PROBLEM TO WORK ON:
Each entry below is to be extracted exactly.

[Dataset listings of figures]
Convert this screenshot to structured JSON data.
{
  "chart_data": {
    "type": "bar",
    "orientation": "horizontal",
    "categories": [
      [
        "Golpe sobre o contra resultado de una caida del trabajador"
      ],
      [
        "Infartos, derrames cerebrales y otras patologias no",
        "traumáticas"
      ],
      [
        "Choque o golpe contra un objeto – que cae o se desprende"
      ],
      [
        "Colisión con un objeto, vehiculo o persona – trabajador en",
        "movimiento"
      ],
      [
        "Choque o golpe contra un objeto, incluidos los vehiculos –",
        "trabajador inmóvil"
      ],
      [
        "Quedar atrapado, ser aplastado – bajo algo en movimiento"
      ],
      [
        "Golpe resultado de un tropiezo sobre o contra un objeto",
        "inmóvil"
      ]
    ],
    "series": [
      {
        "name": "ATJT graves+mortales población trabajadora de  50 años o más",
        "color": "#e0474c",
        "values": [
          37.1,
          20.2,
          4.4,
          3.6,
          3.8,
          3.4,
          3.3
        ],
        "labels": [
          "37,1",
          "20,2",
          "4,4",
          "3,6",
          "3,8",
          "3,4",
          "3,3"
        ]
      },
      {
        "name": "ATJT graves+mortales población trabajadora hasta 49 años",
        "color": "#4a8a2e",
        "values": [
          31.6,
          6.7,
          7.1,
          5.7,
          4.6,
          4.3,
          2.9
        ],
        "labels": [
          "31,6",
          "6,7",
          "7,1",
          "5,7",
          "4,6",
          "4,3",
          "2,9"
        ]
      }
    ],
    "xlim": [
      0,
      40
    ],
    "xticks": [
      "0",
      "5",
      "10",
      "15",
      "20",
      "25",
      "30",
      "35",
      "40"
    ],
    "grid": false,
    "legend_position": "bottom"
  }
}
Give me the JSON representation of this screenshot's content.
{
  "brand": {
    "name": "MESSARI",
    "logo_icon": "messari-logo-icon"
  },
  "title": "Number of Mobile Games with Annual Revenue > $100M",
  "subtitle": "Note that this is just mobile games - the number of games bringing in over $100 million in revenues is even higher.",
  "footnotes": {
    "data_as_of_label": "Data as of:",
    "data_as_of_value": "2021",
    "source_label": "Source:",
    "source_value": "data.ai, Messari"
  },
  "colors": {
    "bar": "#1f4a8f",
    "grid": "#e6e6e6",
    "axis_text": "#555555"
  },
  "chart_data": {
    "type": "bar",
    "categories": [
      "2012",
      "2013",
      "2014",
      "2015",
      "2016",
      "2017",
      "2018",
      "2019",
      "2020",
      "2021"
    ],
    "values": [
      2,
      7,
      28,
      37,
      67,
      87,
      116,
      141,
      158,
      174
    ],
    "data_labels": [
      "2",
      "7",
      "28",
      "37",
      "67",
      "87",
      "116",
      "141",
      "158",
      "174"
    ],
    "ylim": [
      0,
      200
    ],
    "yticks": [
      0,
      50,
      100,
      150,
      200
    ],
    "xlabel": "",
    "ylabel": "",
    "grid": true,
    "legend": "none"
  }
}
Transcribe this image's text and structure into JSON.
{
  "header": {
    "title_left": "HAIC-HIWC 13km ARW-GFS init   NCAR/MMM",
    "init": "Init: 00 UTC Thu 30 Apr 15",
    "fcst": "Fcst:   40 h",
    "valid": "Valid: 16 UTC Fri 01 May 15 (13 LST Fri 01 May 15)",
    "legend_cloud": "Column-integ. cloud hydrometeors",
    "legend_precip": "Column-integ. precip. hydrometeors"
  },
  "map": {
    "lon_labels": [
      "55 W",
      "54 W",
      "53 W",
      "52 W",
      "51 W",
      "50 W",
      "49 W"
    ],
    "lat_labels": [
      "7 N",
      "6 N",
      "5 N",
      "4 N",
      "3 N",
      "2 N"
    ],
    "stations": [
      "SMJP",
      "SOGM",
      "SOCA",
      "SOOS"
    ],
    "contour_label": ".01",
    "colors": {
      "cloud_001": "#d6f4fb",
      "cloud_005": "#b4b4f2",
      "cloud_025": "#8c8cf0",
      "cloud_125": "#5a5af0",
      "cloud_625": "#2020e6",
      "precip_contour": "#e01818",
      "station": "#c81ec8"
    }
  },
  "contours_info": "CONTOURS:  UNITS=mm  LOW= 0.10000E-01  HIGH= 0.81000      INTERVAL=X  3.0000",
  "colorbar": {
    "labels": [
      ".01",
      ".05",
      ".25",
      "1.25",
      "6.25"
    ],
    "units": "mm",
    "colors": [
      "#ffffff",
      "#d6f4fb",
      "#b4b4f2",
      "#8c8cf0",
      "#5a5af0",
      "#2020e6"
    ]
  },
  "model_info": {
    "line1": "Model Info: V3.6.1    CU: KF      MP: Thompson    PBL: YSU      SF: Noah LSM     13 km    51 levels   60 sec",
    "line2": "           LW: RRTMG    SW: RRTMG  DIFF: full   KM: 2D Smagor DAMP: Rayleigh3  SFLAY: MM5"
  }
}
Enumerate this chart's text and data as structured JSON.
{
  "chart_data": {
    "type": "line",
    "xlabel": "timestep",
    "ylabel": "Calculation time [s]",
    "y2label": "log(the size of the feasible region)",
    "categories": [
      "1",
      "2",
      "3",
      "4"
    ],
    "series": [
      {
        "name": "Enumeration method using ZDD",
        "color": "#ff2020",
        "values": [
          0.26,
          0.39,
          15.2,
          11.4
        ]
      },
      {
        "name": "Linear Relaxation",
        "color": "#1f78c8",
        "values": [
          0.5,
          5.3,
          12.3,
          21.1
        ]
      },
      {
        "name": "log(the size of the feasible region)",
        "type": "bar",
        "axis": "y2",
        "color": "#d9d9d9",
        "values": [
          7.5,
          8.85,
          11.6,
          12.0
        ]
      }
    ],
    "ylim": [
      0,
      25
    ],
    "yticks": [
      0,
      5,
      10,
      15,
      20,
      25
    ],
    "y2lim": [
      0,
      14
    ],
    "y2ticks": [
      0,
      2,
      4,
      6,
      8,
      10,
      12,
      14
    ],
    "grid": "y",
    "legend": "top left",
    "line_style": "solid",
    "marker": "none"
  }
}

REPLY:
Convert this screenshot to structured JSON data.
{
  "chart_data": {
    "type": "bar",
    "orientation": "horizontal",
    "categories": [
      [
        "Golpe sobre o contra resultado de una caida del trabajador"
      ],
      [
        "Infartos, derrames cerebrales y otras patologias no",
        "traumáticas"
      ],
      [
        "Choque o golpe contra un objeto – que cae o se desprende"
      ],
      [
        "Colisión con un objeto, vehiculo o persona – trabajador en",
        "movimiento"
      ],
      [
        "Choque o golpe contra un objeto, incluidos los vehiculos –",
        "trabajador inmóvil"
      ],
      [
        "Quedar atrapado, ser aplastado – bajo algo en movimiento"
      ],
      [
        "Golpe resultado de un tropiezo sobre o contra un objeto",
        "inmóvil"
      ]
    ],
    "series": [
      {
        "name": "ATJT graves+mortales población trabajadora de  50 años o más",
        "color": "#e0474c",
        "values": [
          37.1,
          20.2,
          4.4,
          3.6,
          3.8,
          3.4,
          3.3
        ],
        "labels": [
          "37,1",
          "20,2",
          "4,4",
          "3,6",
          "3,8",
          "3,4",
          "3,3"
        ]
      },
      {
        "name": "ATJT graves+mortales población trabajadora hasta 49 años",
        "color": "#4a8a2e",
        "values": [
          31.6,
          6.7,
          7.1,
          5.7,
          4.6,
          4.3,
          2.9
        ],
        "labels": [
          "31,6",
          "6,7",
          "7,1",
          "5,7",
          "4,6",
          "4,3",
          "2,9"
        ]
      }
    ],
    "xlim": [
      0,
      40
    ],
    "xticks": [
      "0",
      "5",
      "10",
      "15",
      "20",
      "25",
      "30",
      "35",
      "40"
    ],
    "grid": false,
    "legend_position": "bottom"
  }
}
Give me the JSON representation of this screenshot's content.
{
  "brand": {
    "name": "MESSARI",
    "logo_icon": "messari-logo-icon"
  },
  "title": "Number of Mobile Games with Annual Revenue > $100M",
  "subtitle": "Note that this is just mobile games - the number of games bringing in over $100 million in revenues is even higher.",
  "footnotes": {
    "data_as_of_label": "Data as of:",
    "data_as_of_value": "2021",
    "source_label": "Source:",
    "source_value": "data.ai, Messari"
  },
  "colors": {
    "bar": "#1f4a8f",
    "grid": "#e6e6e6",
    "axis_text": "#555555"
  },
  "chart_data": {
    "type": "bar",
    "categories": [
      "2012",
      "2013",
      "2014",
      "2015",
      "2016",
      "2017",
      "2018",
      "2019",
      "2020",
      "2021"
    ],
    "values": [
      2,
      7,
      28,
      37,
      67,
      87,
      116,
      141,
      158,
      174
    ],
    "data_labels": [
      "2",
      "7",
      "28",
      "37",
      "67",
      "87",
      "116",
      "141",
      "158",
      "174"
    ],
    "ylim": [
      0,
      200
    ],
    "yticks": [
      0,
      50,
      100,
      150,
      200
    ],
    "xlabel": "",
    "ylabel": "",
    "grid": true,
    "legend": "none"
  }
}
Transcribe this image's text and structure into JSON.
{
  "header": {
    "title_left": "HAIC-HIWC 13km ARW-GFS init   NCAR/MMM",
    "init": "Init: 00 UTC Thu 30 Apr 15",
    "fcst": "Fcst:   40 h",
    "valid": "Valid: 16 UTC Fri 01 May 15 (13 LST Fri 01 May 15)",
    "legend_cloud": "Column-integ. cloud hydrometeors",
    "legend_precip": "Column-integ. precip. hydrometeors"
  },
  "map": {
    "lon_labels": [
      "55 W",
      "54 W",
      "53 W",
      "52 W",
      "51 W",
      "50 W",
      "49 W"
    ],
    "lat_labels": [
      "7 N",
      "6 N",
      "5 N",
      "4 N",
      "3 N",
      "2 N"
    ],
    "stations": [
      "SMJP",
      "SOGM",
      "SOCA",
      "SOOS"
    ],
    "contour_label": ".01",
    "colors": {
      "cloud_001": "#d6f4fb",
      "cloud_005": "#b4b4f2",
      "cloud_025": "#8c8cf0",
      "cloud_125": "#5a5af0",
      "cloud_625": "#2020e6",
      "precip_contour": "#e01818",
      "station": "#c81ec8"
    }
  },
  "contours_info": "CONTOURS:  UNITS=mm  LOW= 0.10000E-01  HIGH= 0.81000      INTERVAL=X  3.0000",
  "colorbar": {
    "labels": [
      ".01",
      ".05",
      ".25",
      "1.25",
      "6.25"
    ],
    "units": "mm",
    "colors": [
      "#ffffff",
      "#d6f4fb",
      "#b4b4f2",
      "#8c8cf0",
      "#5a5af0",
      "#2020e6"
    ]
  },
  "model_info": {
    "line1": "Model Info: V3.6.1    CU: KF      MP: Thompson    PBL: YSU      SF: Noah LSM     13 km    51 levels   60 sec",
    "line2": "           LW: RRTMG    SW: RRTMG  DIFF: full   KM: 2D Smagor DAMP: Rayleigh3  SFLAY: MM5"
  }
}
Enumerate this chart's text and data as structured JSON.
{
  "chart_data": {
    "type": "line",
    "xlabel": "timestep",
    "ylabel": "Calculation time [s]",
    "y2label": "log(the size of the feasible region)",
    "categories": [
      "1",
      "2",
      "3",
      "4"
    ],
    "series": [
      {
        "name": "Enumeration method using ZDD",
        "color": "#ff2020",
        "values": [
          0.26,
          0.39,
          15.2,
          11.4
        ]
      },
      {
        "name": "Linear Relaxation",
        "color": "#1f78c8",
        "values": [
          0.5,
          5.3,
          12.3,
          21.1
        ]
      },
      {
        "name": "log(the size of the feasible region)",
        "type": "bar",
        "axis": "y2",
        "color": "#d9d9d9",
        "values": [
          7.5,
          8.85,
          11.6,
          12.0
        ]
      }
    ],
    "ylim": [
      0,
      25
    ],
    "yticks": [
      0,
      5,
      10,
      15,
      20,
      25
    ],
    "y2lim": [
      0,
      14
    ],
    "y2ticks": [
      0,
      2,
      4,
      6,
      8,
      10,
      12,
      14
    ],
    "grid": "y",
    "legend": "top left",
    "line_style": "solid",
    "marker": "none"
  }
}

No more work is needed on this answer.